Prompt: Give the number of lines in the listing that hold the word "annotation". Write nothing but that number.

>> START

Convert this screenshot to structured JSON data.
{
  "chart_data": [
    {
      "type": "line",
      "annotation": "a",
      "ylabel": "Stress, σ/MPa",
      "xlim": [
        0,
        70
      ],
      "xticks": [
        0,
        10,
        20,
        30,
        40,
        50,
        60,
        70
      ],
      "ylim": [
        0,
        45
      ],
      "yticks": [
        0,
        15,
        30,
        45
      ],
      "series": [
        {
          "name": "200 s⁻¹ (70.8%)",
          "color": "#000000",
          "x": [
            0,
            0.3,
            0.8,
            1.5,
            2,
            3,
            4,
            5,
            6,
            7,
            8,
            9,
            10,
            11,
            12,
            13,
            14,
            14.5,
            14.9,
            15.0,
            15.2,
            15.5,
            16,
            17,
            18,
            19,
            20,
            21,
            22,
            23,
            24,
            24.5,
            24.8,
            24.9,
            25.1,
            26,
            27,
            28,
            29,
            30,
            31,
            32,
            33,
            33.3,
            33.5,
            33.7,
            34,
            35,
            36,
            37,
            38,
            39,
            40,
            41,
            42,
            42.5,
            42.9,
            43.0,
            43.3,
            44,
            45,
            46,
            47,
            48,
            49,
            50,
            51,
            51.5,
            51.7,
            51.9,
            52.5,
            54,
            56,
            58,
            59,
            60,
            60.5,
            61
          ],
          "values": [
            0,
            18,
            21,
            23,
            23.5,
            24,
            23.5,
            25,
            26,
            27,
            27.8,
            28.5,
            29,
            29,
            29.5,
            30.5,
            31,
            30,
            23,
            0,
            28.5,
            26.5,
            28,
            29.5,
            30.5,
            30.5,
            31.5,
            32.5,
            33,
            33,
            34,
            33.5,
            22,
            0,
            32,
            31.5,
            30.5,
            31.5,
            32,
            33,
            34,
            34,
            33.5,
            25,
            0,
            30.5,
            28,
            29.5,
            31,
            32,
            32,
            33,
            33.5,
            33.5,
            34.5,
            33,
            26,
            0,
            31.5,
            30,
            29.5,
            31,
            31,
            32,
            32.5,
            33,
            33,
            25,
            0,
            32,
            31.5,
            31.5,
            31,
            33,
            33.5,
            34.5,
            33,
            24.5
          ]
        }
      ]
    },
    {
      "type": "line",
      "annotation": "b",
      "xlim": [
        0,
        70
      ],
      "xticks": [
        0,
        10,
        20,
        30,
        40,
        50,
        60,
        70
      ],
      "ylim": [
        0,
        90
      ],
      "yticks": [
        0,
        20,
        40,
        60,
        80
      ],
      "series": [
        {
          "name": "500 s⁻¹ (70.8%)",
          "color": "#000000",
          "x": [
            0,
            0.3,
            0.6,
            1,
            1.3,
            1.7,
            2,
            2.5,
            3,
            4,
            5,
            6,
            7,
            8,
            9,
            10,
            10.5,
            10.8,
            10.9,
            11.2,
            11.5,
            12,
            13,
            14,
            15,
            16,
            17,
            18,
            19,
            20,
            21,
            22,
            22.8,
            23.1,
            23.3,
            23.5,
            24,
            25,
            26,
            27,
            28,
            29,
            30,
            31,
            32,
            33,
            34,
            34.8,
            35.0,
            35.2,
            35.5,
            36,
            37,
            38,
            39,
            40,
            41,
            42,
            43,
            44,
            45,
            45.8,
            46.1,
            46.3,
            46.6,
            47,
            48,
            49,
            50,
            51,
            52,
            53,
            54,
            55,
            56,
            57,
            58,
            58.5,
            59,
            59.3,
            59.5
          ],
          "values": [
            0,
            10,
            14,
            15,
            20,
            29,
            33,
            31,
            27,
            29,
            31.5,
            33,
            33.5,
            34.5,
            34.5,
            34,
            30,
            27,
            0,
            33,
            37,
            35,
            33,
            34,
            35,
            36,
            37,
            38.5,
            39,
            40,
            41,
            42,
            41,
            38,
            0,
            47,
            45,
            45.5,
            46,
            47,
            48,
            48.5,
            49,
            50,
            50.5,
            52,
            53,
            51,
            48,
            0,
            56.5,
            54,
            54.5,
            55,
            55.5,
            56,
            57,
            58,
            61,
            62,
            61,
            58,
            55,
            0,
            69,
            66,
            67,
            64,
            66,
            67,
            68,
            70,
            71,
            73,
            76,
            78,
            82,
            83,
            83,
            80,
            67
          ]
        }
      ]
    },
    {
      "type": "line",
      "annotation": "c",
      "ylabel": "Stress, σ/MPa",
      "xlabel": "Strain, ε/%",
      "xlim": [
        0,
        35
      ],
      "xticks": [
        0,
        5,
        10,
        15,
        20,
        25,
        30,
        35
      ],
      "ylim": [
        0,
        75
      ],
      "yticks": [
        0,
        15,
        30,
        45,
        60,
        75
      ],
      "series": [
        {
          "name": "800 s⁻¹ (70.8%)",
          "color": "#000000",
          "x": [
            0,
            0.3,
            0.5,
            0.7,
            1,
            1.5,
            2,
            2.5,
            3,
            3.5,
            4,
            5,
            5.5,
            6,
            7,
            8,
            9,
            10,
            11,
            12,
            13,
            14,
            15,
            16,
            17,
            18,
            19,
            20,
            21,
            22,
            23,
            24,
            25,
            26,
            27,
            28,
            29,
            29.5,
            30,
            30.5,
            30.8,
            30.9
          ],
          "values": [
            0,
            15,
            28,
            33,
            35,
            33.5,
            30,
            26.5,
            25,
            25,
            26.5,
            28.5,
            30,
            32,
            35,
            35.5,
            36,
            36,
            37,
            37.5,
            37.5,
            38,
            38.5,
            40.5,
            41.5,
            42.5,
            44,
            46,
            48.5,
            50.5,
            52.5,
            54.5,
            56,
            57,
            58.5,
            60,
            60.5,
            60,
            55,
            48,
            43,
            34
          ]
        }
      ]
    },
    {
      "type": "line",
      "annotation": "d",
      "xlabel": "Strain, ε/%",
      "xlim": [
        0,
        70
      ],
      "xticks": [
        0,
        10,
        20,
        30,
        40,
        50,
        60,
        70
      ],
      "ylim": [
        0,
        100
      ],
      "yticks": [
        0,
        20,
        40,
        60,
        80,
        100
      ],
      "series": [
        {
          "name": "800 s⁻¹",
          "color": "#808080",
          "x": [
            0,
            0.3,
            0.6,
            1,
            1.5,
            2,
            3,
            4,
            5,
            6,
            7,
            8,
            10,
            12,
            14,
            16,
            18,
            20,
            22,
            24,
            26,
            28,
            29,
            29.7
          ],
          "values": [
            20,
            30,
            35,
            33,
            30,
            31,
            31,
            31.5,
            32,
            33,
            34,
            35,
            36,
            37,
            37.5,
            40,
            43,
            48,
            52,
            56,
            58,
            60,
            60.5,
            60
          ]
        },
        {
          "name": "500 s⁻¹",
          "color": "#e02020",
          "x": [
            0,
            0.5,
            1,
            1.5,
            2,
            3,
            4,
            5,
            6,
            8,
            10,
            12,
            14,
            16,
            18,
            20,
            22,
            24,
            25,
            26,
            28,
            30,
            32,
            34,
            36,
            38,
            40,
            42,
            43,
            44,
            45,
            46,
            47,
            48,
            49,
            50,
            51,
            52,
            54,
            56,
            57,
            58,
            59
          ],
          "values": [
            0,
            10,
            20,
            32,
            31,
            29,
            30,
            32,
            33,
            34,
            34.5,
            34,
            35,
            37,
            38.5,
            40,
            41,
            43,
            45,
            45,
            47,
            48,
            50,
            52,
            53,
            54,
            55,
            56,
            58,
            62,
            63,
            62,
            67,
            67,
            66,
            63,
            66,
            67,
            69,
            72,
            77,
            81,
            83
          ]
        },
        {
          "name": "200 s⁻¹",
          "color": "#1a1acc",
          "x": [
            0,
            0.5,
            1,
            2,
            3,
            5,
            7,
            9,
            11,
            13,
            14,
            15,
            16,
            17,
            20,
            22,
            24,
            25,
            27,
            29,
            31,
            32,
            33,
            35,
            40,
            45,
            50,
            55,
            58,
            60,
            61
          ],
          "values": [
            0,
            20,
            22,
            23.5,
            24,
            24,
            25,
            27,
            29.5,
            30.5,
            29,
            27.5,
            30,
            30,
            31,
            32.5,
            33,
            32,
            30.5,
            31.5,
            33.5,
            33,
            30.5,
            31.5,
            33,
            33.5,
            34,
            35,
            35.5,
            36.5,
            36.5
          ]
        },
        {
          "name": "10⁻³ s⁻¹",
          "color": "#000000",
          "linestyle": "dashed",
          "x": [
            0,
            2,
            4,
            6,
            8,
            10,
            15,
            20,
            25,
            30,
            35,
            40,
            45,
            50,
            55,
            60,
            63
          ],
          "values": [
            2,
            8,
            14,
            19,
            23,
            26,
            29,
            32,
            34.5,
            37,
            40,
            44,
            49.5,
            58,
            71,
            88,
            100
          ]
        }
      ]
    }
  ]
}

>> END

Solution: 4